(begin)

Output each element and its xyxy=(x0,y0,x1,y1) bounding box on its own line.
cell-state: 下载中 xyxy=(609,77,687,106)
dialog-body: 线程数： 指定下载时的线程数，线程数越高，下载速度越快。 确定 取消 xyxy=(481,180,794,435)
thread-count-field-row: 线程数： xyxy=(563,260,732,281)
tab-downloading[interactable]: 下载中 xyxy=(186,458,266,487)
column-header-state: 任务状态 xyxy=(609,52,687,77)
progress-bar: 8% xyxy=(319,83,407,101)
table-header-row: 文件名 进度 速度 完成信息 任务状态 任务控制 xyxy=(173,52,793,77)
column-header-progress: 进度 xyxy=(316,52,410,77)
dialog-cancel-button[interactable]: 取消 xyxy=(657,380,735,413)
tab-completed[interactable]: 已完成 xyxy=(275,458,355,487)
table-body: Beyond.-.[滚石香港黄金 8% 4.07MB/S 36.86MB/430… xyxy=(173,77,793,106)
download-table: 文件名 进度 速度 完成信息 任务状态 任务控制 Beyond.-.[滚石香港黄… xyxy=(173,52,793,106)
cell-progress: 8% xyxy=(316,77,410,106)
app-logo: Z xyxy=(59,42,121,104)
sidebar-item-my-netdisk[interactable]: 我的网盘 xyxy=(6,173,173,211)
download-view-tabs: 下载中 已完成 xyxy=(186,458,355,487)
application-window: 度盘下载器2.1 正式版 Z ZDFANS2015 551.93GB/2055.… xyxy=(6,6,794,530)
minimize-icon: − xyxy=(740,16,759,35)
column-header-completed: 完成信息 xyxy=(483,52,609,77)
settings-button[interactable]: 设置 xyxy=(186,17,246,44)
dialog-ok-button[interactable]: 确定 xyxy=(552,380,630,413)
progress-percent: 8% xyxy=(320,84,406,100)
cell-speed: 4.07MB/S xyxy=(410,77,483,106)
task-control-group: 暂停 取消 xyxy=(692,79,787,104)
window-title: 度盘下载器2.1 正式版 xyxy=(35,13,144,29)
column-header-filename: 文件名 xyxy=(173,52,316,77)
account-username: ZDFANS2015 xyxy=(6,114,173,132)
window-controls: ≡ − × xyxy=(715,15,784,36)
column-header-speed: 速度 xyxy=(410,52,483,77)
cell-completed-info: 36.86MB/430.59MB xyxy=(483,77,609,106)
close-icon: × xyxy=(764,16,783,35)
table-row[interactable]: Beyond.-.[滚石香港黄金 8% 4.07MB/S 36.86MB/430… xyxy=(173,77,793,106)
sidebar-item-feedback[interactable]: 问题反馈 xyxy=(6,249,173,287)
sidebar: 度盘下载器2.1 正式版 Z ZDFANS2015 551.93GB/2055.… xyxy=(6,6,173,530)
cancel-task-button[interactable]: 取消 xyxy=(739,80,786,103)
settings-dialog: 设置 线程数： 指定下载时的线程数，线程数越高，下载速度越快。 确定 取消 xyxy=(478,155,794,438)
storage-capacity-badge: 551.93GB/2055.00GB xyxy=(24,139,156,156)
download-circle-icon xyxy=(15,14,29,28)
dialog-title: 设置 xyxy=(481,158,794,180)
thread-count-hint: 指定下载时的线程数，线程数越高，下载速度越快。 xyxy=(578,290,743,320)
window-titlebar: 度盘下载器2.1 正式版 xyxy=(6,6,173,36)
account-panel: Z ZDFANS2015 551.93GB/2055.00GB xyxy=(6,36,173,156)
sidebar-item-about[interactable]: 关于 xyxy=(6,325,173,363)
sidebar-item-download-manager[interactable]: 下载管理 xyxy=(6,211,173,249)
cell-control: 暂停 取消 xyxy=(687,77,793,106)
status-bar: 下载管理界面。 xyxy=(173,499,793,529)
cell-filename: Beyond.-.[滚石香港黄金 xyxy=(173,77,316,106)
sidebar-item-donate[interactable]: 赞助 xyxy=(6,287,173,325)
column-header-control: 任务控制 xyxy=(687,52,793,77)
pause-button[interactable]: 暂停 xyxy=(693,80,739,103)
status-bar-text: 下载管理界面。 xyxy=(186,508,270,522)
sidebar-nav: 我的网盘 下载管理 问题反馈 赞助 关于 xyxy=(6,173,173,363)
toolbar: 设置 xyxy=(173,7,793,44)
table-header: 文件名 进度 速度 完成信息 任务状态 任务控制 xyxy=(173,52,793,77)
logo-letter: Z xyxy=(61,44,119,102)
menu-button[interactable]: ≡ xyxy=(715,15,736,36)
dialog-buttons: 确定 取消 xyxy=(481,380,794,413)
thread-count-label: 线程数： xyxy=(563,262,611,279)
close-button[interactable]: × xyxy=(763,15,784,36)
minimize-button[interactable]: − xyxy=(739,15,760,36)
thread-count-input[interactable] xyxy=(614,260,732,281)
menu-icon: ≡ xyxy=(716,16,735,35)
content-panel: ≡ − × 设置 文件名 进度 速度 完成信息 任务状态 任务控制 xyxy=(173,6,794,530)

(end)

WHAT TO PRODUCE => Rewrite all the records above, substituting "nav-entry" for "sidebar-item" wherever it occurs and leaving everything else untouched.

RIGHT ANSWER =>
Output each element and its xyxy=(x0,y0,x1,y1) bounding box on its own line.
cell-state: 下载中 xyxy=(609,77,687,106)
dialog-body: 线程数： 指定下载时的线程数，线程数越高，下载速度越快。 确定 取消 xyxy=(481,180,794,435)
thread-count-field-row: 线程数： xyxy=(563,260,732,281)
tab-downloading[interactable]: 下载中 xyxy=(186,458,266,487)
column-header-state: 任务状态 xyxy=(609,52,687,77)
progress-bar: 8% xyxy=(319,83,407,101)
table-header-row: 文件名 进度 速度 完成信息 任务状态 任务控制 xyxy=(173,52,793,77)
column-header-progress: 进度 xyxy=(316,52,410,77)
dialog-cancel-button[interactable]: 取消 xyxy=(657,380,735,413)
tab-completed[interactable]: 已完成 xyxy=(275,458,355,487)
table-body: Beyond.-.[滚石香港黄金 8% 4.07MB/S 36.86MB/430… xyxy=(173,77,793,106)
download-table: 文件名 进度 速度 完成信息 任务状态 任务控制 Beyond.-.[滚石香港黄… xyxy=(173,52,793,106)
cell-progress: 8% xyxy=(316,77,410,106)
app-logo: Z xyxy=(59,42,121,104)
nav-entry-my-netdisk[interactable]: 我的网盘 xyxy=(6,173,173,211)
download-view-tabs: 下载中 已完成 xyxy=(186,458,355,487)
application-window: 度盘下载器2.1 正式版 Z ZDFANS2015 551.93GB/2055.… xyxy=(6,6,794,530)
minimize-icon: − xyxy=(740,16,759,35)
column-header-completed: 完成信息 xyxy=(483,52,609,77)
settings-button[interactable]: 设置 xyxy=(186,17,246,44)
dialog-ok-button[interactable]: 确定 xyxy=(552,380,630,413)
progress-percent: 8% xyxy=(320,84,406,100)
cell-speed: 4.07MB/S xyxy=(410,77,483,106)
task-control-group: 暂停 取消 xyxy=(692,79,787,104)
window-title: 度盘下载器2.1 正式版 xyxy=(35,13,144,29)
column-header-filename: 文件名 xyxy=(173,52,316,77)
account-username: ZDFANS2015 xyxy=(6,114,173,132)
window-controls: ≡ − × xyxy=(715,15,784,36)
column-header-speed: 速度 xyxy=(410,52,483,77)
cell-completed-info: 36.86MB/430.59MB xyxy=(483,77,609,106)
close-icon: × xyxy=(764,16,783,35)
table-row[interactable]: Beyond.-.[滚石香港黄金 8% 4.07MB/S 36.86MB/430… xyxy=(173,77,793,106)
nav-entry-feedback[interactable]: 问题反馈 xyxy=(6,249,173,287)
sidebar: 度盘下载器2.1 正式版 Z ZDFANS2015 551.93GB/2055.… xyxy=(6,6,173,530)
cancel-task-button[interactable]: 取消 xyxy=(739,80,786,103)
settings-dialog: 设置 线程数： 指定下载时的线程数，线程数越高，下载速度越快。 确定 取消 xyxy=(478,155,794,438)
storage-capacity-badge: 551.93GB/2055.00GB xyxy=(24,139,156,156)
download-circle-icon xyxy=(15,14,29,28)
dialog-title: 设置 xyxy=(481,158,794,180)
thread-count-hint: 指定下载时的线程数，线程数越高，下载速度越快。 xyxy=(578,290,743,320)
window-titlebar: 度盘下载器2.1 正式版 xyxy=(6,6,173,36)
account-panel: Z ZDFANS2015 551.93GB/2055.00GB xyxy=(6,36,173,156)
nav-entry-about[interactable]: 关于 xyxy=(6,325,173,363)
nav-entry-download-manager[interactable]: 下载管理 xyxy=(6,211,173,249)
cell-control: 暂停 取消 xyxy=(687,77,793,106)
status-bar: 下载管理界面。 xyxy=(173,499,793,529)
cell-filename: Beyond.-.[滚石香港黄金 xyxy=(173,77,316,106)
nav-entry-donate[interactable]: 赞助 xyxy=(6,287,173,325)
column-header-control: 任务控制 xyxy=(687,52,793,77)
pause-button[interactable]: 暂停 xyxy=(693,80,739,103)
status-bar-text: 下载管理界面。 xyxy=(186,508,270,522)
sidebar-nav: 我的网盘 下载管理 问题反馈 赞助 关于 xyxy=(6,173,173,363)
toolbar: 设置 xyxy=(173,7,793,44)
table-header: 文件名 进度 速度 完成信息 任务状态 任务控制 xyxy=(173,52,793,77)
logo-letter: Z xyxy=(61,44,119,102)
menu-button[interactable]: ≡ xyxy=(715,15,736,36)
dialog-buttons: 确定 取消 xyxy=(481,380,794,413)
thread-count-label: 线程数： xyxy=(563,262,611,279)
close-button[interactable]: × xyxy=(763,15,784,36)
minimize-button[interactable]: − xyxy=(739,15,760,36)
thread-count-input[interactable] xyxy=(614,260,732,281)
menu-icon: ≡ xyxy=(716,16,735,35)
content-panel: ≡ − × 设置 文件名 进度 速度 完成信息 任务状态 任务控制 xyxy=(173,6,794,530)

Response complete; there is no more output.